List each line of the data that holds the string "NCEP", please.

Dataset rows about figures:
(begin)

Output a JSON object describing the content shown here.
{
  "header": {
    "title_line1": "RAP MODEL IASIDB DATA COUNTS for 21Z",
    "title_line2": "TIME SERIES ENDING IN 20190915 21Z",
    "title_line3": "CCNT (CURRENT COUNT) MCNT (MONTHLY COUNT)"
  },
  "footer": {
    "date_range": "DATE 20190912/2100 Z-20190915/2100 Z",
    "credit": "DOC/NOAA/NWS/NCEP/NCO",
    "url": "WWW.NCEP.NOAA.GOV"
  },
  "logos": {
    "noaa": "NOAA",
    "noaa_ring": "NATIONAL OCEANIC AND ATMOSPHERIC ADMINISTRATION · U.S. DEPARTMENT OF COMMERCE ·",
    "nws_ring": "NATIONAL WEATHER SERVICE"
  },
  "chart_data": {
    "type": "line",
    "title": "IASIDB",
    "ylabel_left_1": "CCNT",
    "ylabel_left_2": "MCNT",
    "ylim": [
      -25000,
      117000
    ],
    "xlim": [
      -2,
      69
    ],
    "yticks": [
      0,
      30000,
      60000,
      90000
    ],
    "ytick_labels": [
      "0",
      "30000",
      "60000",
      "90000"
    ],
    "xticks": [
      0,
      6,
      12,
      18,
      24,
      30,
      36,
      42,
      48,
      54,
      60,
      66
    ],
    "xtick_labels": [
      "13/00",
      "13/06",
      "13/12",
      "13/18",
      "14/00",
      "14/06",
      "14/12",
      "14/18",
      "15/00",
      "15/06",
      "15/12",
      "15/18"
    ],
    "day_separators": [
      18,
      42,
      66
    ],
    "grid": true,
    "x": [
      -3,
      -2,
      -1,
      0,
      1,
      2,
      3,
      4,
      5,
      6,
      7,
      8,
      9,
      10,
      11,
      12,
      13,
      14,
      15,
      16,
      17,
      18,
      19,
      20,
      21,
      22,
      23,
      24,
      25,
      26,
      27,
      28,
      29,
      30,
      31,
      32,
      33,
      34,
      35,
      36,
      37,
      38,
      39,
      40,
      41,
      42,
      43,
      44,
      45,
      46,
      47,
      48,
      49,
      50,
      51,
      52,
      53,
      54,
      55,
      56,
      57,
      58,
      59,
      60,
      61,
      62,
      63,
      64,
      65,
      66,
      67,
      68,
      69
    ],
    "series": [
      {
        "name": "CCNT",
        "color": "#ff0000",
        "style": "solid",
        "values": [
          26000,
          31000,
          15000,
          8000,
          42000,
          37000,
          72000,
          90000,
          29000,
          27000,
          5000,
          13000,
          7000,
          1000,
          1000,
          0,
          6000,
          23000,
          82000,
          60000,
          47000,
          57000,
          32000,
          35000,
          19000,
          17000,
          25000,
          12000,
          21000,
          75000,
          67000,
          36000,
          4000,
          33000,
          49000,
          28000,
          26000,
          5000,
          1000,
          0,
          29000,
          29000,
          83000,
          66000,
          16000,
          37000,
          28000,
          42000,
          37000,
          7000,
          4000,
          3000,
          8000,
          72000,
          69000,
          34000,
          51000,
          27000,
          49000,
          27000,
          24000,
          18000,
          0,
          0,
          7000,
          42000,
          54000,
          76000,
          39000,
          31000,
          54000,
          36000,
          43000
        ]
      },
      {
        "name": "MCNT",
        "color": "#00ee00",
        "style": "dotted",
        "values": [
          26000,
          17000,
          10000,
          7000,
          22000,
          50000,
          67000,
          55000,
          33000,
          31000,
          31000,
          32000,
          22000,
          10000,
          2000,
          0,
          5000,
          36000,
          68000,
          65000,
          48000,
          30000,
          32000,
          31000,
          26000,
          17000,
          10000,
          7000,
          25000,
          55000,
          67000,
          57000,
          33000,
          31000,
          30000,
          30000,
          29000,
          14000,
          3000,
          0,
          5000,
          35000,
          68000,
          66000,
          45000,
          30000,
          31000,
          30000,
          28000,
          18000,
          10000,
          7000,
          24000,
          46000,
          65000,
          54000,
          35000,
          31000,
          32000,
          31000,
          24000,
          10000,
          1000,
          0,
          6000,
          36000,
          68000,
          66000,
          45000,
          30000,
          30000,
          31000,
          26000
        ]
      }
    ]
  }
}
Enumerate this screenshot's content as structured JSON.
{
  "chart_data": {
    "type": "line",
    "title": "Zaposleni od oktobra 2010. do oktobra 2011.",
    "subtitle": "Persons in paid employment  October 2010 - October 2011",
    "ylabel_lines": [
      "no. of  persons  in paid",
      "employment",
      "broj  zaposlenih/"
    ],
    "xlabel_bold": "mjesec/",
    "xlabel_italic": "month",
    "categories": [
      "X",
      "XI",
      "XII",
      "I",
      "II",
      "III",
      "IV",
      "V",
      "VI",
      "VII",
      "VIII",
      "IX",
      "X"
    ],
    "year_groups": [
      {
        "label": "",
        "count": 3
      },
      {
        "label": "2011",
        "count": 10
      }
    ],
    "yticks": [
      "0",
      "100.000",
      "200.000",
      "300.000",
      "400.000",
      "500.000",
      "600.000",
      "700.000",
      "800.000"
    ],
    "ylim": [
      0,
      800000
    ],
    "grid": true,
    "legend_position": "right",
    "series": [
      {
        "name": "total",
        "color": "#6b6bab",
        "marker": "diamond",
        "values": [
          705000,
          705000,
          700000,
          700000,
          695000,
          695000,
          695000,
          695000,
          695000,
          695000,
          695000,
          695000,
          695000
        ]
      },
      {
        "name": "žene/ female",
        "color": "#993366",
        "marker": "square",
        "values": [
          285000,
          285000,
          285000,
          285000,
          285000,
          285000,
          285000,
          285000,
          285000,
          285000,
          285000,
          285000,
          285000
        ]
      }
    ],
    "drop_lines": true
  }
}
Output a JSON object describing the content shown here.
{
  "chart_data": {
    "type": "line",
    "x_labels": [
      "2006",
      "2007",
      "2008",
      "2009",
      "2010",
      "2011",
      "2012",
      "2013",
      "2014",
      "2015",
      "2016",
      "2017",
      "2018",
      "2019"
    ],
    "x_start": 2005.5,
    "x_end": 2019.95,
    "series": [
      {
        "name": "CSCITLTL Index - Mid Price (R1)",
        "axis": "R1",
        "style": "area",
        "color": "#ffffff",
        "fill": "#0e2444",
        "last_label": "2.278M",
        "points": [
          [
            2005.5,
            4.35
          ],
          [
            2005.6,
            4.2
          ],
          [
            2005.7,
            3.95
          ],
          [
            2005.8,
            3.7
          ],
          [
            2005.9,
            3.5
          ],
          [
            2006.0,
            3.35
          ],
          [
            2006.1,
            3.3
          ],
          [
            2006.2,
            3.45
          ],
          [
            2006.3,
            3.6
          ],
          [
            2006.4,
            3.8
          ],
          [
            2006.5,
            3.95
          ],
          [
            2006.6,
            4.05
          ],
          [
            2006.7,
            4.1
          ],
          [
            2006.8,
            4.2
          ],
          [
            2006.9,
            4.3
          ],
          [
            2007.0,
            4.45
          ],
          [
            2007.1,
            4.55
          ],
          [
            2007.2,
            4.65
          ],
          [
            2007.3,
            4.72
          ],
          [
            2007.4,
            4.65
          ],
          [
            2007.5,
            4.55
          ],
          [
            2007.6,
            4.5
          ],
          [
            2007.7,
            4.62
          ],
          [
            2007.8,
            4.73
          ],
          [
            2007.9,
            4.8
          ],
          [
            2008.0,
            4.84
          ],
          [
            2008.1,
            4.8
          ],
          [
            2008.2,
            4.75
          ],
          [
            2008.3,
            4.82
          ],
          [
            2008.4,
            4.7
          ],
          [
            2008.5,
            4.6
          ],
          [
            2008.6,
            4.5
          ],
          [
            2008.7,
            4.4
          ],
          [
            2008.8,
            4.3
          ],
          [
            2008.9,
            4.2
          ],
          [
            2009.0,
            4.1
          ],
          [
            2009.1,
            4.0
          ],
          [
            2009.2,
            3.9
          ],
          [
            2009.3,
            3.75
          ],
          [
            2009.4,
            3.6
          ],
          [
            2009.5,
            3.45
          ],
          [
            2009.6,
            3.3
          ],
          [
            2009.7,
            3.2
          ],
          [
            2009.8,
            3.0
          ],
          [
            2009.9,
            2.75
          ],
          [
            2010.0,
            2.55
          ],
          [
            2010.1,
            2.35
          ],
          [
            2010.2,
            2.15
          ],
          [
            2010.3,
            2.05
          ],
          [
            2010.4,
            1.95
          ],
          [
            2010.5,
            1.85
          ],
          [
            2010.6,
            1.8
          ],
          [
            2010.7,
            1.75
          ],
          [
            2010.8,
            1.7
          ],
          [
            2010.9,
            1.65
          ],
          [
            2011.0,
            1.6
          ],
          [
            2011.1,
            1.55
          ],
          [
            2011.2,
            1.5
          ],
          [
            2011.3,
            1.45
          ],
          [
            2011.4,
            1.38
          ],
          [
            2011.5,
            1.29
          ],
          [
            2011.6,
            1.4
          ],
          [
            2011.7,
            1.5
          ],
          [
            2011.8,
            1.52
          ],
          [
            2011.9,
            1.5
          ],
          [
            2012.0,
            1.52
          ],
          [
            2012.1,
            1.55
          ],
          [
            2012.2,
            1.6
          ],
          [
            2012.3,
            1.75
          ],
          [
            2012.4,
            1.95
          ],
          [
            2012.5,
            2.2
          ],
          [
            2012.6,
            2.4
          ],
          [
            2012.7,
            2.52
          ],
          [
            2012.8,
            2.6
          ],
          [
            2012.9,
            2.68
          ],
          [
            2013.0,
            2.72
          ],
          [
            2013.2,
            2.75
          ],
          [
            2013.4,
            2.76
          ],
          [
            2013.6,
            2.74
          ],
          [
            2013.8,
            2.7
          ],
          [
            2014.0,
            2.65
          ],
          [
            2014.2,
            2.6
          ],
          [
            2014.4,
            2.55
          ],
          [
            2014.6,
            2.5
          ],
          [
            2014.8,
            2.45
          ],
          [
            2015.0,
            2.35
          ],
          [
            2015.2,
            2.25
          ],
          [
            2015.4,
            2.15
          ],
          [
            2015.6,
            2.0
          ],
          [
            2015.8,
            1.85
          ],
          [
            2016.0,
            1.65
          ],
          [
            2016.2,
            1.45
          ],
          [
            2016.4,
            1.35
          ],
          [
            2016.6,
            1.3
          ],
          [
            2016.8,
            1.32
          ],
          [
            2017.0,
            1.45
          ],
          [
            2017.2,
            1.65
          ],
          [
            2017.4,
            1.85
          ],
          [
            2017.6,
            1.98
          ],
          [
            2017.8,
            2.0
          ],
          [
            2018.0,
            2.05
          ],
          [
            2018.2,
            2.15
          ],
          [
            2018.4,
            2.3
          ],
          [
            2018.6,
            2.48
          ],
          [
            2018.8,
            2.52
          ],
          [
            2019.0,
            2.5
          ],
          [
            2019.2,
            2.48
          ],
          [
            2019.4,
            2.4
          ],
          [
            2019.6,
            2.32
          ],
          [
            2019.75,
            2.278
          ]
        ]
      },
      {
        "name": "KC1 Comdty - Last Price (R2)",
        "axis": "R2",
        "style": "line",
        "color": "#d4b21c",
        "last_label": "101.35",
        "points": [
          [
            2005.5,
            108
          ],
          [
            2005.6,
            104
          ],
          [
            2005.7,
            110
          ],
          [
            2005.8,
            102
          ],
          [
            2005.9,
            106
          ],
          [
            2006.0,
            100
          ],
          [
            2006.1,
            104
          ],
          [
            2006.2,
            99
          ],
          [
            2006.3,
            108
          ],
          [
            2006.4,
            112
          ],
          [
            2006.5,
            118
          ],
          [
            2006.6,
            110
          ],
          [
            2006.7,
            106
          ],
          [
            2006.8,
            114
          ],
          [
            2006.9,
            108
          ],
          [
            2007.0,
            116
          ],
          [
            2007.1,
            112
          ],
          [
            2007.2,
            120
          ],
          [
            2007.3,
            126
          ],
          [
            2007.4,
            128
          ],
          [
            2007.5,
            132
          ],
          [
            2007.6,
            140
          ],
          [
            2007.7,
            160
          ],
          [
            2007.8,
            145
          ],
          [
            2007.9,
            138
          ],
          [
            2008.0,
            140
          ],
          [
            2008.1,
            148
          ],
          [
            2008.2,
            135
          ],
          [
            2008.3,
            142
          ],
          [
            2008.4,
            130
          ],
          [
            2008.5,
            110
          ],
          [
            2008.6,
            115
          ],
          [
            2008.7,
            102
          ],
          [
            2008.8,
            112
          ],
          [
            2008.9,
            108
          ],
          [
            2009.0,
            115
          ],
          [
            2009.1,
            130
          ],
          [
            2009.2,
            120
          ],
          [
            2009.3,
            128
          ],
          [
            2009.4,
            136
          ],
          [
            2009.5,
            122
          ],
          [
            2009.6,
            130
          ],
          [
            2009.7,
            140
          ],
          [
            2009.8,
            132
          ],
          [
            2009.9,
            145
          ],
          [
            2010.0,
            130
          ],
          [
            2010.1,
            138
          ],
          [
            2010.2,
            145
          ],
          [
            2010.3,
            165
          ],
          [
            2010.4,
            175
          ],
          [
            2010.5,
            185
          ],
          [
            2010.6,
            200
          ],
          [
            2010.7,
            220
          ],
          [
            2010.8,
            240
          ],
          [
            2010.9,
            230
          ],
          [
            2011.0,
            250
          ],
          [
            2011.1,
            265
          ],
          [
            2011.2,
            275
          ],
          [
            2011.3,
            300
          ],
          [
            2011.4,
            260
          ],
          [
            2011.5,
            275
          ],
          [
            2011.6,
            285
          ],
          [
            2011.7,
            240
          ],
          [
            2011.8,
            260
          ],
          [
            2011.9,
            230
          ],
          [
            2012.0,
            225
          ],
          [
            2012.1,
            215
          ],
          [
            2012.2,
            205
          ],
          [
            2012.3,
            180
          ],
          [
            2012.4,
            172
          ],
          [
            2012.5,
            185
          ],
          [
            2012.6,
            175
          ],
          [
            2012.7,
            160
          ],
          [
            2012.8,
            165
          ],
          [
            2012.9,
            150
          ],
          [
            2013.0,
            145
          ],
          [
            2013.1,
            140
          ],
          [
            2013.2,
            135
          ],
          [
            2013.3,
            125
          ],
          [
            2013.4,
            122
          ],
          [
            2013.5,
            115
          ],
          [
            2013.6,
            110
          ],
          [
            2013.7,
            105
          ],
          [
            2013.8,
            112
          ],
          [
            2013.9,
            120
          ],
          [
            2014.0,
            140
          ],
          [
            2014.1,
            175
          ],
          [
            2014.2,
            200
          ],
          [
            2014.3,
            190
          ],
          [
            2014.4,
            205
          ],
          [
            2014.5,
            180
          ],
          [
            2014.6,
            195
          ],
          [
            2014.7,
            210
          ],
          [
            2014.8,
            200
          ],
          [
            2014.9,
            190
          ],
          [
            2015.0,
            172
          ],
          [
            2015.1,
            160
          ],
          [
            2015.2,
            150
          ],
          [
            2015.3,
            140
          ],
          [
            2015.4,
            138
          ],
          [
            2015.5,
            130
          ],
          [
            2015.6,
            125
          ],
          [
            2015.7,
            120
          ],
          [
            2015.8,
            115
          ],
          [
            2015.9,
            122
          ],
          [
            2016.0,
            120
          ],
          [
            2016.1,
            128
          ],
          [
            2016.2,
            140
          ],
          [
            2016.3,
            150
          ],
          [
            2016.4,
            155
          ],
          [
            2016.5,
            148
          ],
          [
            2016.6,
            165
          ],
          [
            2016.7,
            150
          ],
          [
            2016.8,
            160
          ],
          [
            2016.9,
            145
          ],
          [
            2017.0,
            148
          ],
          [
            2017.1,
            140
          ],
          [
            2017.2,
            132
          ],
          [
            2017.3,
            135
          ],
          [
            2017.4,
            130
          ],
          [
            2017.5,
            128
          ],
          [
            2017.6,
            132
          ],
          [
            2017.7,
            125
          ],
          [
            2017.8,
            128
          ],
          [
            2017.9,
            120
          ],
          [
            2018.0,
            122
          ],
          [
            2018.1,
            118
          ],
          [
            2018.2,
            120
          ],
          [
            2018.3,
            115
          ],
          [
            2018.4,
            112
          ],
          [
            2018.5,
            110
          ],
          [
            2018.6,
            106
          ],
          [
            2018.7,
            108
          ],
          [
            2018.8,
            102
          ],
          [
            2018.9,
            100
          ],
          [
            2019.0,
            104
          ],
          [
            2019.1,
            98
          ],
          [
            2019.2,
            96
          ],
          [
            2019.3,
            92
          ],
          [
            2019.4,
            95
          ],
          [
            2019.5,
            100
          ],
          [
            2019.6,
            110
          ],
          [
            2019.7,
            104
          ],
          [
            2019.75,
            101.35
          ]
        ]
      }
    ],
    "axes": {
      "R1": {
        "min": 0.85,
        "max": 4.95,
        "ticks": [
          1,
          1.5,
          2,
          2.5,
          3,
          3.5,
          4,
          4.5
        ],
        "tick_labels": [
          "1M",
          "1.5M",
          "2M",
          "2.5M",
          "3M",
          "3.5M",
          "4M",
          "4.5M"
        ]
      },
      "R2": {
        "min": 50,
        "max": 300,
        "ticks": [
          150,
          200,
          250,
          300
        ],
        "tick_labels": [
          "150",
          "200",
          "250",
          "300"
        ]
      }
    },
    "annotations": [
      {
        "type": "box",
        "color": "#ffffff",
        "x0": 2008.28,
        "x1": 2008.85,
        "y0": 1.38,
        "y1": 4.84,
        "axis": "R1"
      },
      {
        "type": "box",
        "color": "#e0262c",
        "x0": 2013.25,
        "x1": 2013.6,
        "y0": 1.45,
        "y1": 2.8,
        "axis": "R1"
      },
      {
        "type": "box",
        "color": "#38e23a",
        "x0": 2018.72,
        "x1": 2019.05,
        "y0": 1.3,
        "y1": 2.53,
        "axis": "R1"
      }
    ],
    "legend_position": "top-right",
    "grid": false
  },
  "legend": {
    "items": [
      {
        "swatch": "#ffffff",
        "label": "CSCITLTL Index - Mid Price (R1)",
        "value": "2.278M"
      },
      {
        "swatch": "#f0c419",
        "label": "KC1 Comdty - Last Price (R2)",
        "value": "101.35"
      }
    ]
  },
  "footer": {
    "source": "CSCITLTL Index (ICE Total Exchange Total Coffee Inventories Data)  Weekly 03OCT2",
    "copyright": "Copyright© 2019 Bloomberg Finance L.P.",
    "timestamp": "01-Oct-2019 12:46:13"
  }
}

(end)

### Exercise output
    "credit": "DOC/NOAA/NWS/NCEP/NCO",
    "url": "WWW.NCEP.NOAA.GOV"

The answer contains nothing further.